Stated problem
In the entries below, count every line with the word "Neck". Return only the count.

━━ Dataset ━━

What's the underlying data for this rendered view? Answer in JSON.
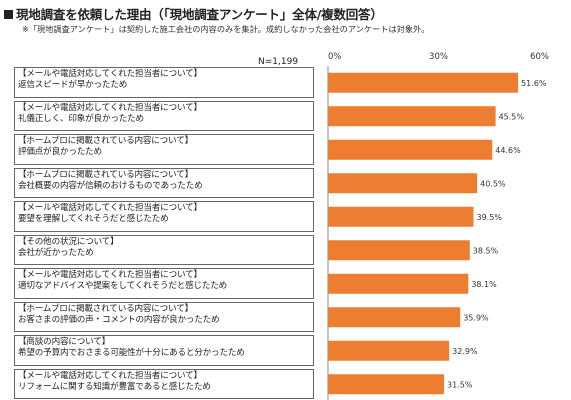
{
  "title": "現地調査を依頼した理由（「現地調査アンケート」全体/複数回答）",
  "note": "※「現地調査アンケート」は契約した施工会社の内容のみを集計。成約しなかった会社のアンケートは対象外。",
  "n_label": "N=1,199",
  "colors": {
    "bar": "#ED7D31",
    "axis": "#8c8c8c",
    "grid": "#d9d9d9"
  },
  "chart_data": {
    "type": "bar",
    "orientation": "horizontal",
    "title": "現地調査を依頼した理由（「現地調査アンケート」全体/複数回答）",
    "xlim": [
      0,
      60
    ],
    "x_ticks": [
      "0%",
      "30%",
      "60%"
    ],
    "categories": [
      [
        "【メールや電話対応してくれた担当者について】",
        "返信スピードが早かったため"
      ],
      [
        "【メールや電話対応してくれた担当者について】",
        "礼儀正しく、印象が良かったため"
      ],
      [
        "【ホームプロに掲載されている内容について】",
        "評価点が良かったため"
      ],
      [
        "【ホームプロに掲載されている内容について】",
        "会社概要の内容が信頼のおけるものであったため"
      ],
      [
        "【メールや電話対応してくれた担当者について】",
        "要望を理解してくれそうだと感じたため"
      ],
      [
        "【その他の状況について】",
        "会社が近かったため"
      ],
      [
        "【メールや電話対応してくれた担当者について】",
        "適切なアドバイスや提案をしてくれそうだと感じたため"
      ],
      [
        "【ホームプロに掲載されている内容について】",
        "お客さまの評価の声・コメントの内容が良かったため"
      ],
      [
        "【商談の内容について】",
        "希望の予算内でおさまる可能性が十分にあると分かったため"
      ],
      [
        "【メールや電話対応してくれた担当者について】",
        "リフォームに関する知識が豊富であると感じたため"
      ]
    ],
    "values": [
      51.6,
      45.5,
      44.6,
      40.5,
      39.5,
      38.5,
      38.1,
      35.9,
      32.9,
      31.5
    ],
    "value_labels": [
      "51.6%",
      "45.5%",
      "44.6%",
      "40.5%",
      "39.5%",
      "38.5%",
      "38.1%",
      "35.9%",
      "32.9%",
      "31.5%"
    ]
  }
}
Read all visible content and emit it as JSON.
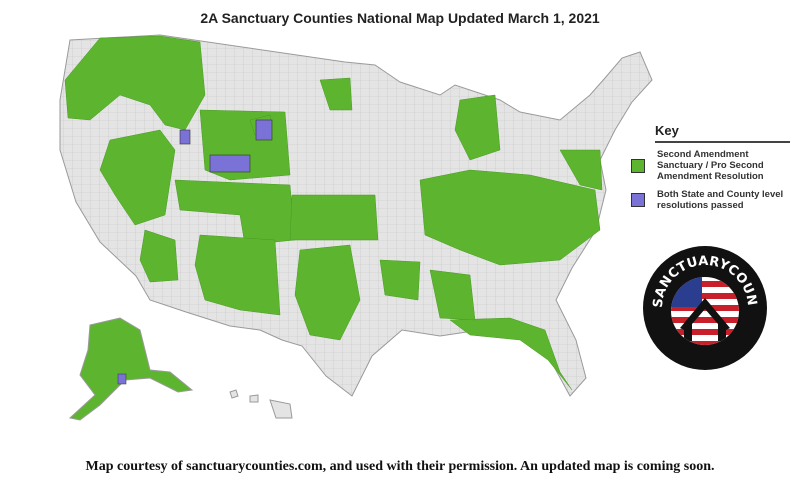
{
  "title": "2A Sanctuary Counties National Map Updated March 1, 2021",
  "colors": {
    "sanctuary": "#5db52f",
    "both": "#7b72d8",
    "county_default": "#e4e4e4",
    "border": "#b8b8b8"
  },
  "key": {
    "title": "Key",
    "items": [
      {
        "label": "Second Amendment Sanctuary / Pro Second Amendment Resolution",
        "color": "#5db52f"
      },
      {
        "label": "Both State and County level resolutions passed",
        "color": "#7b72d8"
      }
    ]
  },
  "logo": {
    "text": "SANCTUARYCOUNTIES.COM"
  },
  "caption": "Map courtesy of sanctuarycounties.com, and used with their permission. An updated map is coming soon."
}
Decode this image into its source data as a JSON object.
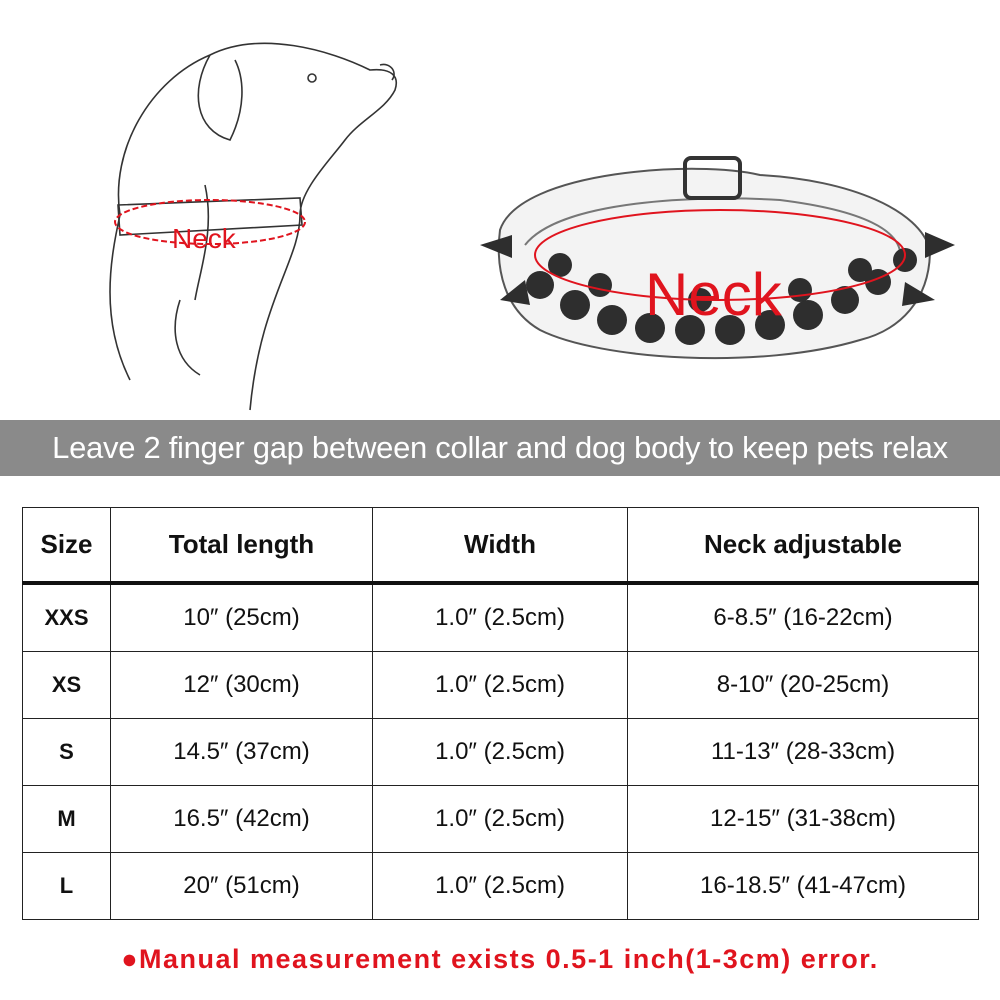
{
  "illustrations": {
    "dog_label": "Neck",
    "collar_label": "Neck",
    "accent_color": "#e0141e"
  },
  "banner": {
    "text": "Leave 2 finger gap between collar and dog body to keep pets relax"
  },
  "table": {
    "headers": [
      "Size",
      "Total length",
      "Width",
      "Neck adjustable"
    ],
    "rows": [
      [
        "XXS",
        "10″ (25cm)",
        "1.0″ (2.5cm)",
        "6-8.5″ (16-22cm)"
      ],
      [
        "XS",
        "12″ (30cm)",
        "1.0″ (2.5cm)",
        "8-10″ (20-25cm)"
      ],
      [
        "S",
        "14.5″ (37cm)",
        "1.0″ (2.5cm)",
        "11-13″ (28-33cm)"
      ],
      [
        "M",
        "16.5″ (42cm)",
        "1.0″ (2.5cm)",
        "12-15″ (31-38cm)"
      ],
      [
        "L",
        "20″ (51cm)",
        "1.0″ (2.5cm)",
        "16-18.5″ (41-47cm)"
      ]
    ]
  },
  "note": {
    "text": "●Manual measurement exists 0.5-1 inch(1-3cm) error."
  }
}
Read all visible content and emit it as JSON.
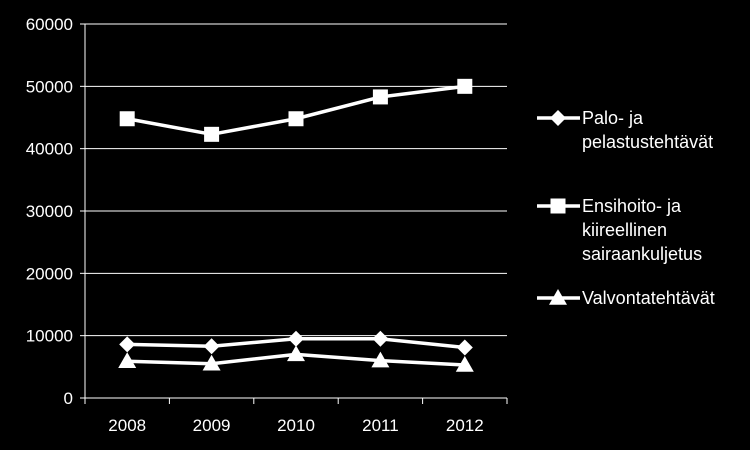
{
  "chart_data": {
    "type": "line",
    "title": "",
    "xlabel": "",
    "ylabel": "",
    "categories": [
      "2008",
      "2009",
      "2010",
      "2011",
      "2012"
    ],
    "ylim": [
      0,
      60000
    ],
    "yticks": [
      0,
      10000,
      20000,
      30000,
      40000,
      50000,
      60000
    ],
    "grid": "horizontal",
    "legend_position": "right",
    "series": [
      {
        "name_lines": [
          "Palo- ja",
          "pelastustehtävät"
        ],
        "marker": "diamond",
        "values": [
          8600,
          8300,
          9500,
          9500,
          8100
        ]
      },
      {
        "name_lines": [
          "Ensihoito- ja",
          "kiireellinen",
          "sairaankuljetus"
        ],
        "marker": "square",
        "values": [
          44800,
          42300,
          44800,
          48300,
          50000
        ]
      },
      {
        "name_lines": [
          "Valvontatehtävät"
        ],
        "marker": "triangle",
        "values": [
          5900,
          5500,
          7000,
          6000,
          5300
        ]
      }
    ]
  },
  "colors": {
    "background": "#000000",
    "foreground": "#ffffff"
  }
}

━━━

Output for this task
3